----- RECORDS SHOWN

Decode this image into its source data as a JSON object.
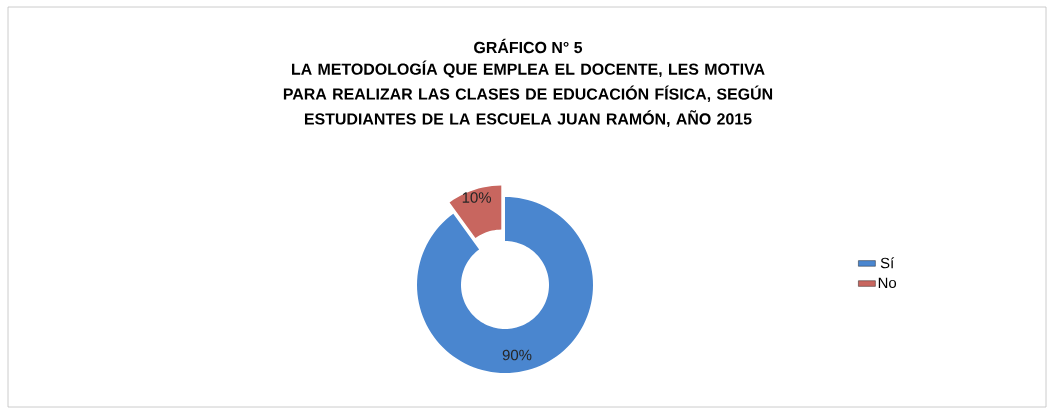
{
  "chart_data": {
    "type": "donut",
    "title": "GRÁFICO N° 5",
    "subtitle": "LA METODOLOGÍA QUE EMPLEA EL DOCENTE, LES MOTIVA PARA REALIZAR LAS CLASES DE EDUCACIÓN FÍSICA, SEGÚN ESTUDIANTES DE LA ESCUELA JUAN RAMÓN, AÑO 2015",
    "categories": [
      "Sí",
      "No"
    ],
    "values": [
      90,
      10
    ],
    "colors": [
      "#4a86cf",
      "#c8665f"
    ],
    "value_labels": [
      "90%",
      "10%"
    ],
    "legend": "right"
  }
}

----------
----- RECORDS SHOWN

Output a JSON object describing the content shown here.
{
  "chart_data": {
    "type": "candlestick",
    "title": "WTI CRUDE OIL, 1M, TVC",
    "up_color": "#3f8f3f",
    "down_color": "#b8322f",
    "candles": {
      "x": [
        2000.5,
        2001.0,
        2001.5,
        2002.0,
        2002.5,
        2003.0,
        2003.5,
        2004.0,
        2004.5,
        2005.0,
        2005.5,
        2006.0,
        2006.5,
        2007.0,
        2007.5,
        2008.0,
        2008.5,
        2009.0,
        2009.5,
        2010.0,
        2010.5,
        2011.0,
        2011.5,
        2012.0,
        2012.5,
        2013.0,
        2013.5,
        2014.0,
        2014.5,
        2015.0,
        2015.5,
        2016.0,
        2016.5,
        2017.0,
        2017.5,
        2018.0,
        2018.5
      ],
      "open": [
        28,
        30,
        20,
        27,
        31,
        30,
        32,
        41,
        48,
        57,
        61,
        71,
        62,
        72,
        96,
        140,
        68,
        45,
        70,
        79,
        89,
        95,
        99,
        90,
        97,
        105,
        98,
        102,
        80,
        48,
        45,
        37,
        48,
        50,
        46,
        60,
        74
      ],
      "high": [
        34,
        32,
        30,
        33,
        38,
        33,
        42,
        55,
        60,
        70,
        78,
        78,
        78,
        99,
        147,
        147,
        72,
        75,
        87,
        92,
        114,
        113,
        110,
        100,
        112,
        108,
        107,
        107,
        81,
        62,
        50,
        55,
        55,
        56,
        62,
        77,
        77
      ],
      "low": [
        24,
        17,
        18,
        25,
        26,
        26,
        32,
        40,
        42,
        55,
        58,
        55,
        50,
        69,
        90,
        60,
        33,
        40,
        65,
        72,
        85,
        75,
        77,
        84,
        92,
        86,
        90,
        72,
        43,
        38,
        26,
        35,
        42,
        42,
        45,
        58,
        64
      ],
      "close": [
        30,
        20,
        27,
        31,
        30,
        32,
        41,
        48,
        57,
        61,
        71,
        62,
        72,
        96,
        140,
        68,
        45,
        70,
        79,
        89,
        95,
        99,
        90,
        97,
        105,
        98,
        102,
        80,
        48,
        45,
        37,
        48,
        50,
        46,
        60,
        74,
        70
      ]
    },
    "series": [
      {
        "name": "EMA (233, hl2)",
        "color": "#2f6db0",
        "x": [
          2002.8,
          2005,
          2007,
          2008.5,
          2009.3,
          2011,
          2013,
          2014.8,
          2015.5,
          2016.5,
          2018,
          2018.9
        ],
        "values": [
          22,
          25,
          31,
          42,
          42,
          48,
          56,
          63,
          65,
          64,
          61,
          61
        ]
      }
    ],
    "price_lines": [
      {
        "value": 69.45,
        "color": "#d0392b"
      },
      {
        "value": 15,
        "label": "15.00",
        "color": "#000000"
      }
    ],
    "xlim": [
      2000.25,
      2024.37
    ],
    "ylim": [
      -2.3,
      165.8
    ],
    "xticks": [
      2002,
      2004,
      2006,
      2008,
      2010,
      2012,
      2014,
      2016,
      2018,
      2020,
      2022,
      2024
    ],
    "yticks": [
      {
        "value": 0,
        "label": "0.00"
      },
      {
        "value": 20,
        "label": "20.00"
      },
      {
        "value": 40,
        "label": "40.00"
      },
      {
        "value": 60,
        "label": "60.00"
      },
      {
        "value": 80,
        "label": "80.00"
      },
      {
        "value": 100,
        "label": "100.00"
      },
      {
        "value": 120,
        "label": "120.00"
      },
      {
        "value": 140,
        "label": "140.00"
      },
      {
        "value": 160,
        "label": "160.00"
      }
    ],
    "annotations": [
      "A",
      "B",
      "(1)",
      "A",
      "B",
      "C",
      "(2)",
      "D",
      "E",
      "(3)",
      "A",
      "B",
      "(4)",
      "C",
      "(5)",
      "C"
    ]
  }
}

----------
----- RECORDS SHOWN

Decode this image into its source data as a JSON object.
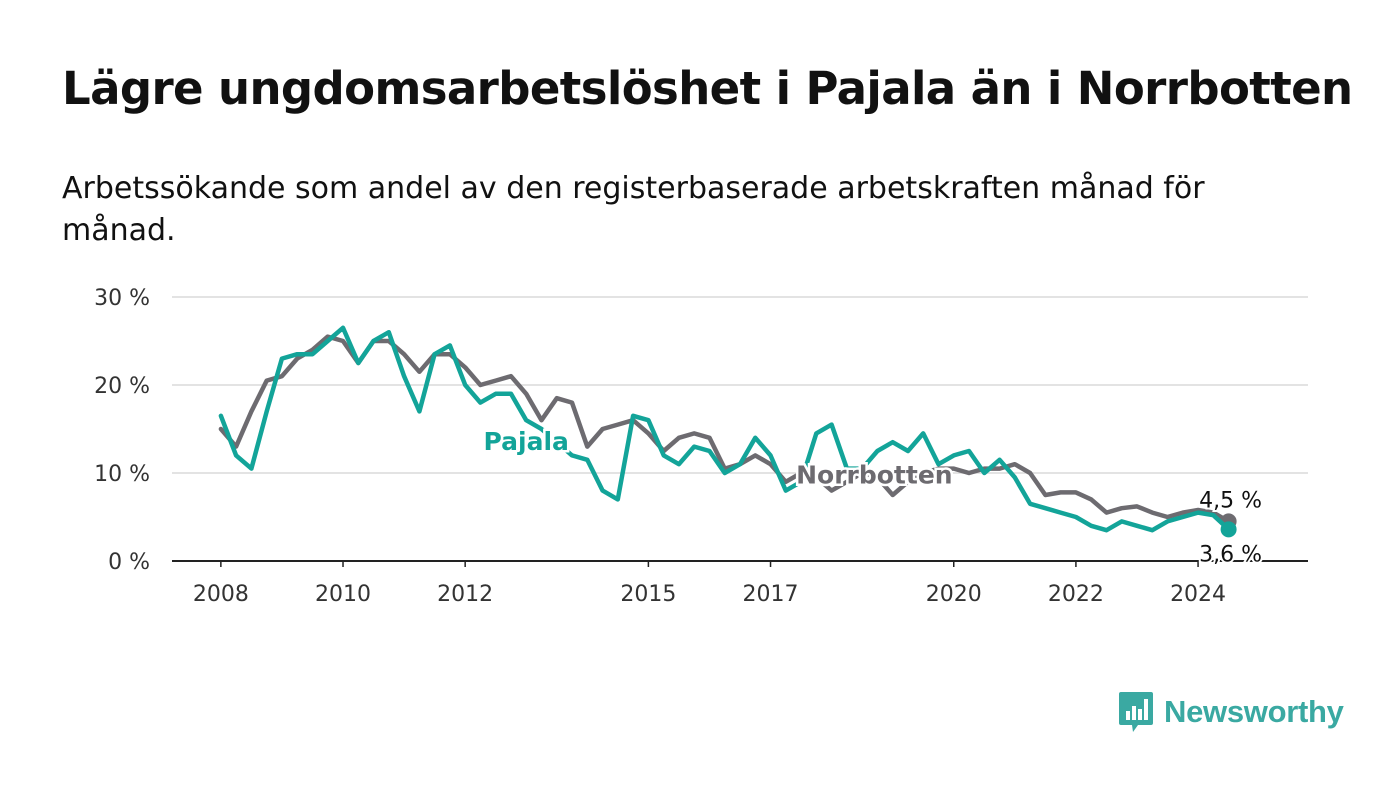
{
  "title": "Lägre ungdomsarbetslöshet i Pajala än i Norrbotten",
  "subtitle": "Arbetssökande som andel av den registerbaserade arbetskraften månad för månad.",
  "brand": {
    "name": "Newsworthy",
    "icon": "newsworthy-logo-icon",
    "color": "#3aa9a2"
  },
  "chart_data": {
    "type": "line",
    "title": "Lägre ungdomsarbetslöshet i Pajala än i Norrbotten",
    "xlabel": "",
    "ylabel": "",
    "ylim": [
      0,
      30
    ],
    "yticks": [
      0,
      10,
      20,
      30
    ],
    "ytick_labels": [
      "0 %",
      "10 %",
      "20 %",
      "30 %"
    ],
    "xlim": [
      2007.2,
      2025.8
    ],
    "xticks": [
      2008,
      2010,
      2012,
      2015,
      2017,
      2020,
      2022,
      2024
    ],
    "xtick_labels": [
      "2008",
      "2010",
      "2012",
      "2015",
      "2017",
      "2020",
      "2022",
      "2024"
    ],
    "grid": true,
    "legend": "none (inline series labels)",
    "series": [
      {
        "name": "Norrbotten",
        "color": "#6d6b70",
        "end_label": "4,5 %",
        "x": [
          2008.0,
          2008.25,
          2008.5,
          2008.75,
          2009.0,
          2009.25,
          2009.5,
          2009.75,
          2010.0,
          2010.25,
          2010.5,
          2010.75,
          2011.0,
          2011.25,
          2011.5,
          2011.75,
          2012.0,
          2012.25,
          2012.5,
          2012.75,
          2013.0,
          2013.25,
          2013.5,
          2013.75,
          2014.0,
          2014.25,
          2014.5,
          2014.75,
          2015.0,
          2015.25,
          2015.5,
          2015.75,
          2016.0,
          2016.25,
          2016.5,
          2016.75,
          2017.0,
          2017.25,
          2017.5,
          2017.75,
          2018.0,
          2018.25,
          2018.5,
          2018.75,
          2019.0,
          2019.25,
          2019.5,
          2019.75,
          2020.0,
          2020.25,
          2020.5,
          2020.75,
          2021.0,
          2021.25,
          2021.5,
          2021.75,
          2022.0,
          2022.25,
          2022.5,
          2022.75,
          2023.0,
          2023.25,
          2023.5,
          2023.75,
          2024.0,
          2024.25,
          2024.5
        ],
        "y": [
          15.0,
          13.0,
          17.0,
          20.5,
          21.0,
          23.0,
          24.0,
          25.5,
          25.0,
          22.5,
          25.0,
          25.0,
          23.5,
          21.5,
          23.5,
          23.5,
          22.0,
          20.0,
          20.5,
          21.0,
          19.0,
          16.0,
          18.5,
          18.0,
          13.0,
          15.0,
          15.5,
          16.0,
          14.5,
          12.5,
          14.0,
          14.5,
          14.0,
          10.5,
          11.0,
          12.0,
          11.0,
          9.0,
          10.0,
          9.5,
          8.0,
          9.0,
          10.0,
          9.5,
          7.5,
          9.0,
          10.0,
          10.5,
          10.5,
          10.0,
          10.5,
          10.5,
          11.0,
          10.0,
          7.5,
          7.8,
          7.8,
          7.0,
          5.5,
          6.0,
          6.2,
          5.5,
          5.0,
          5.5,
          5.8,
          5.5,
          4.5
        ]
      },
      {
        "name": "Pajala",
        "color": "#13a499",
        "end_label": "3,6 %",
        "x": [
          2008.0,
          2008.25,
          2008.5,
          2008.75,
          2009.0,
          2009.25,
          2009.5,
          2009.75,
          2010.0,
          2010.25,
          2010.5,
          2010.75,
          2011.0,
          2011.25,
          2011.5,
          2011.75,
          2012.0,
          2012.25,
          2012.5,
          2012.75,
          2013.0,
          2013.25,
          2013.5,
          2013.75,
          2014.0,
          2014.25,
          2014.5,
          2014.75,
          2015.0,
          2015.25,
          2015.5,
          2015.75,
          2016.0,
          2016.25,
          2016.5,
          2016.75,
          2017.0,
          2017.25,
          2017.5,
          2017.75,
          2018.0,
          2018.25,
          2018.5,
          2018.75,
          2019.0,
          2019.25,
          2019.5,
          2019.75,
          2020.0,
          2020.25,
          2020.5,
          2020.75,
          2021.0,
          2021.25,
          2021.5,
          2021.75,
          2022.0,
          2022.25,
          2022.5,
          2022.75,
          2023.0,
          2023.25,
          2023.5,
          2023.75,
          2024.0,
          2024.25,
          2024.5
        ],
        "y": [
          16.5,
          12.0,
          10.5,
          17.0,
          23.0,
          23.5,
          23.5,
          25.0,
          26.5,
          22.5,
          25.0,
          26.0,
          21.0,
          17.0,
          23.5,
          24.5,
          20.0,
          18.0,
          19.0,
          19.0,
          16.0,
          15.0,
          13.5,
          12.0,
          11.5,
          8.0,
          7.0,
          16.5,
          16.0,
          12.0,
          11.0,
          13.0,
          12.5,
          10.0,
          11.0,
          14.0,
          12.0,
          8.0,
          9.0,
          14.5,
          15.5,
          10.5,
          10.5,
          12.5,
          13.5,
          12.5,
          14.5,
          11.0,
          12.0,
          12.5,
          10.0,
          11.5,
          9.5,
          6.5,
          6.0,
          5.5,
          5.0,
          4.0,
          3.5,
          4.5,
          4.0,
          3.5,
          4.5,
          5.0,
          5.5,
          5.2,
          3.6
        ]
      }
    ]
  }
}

----------

» **TASK DIRECTIONS**
Your answer should be a single number: the count of lines in the entries that contain the word "Pajala".

» **CORRECT OUTPUT**
3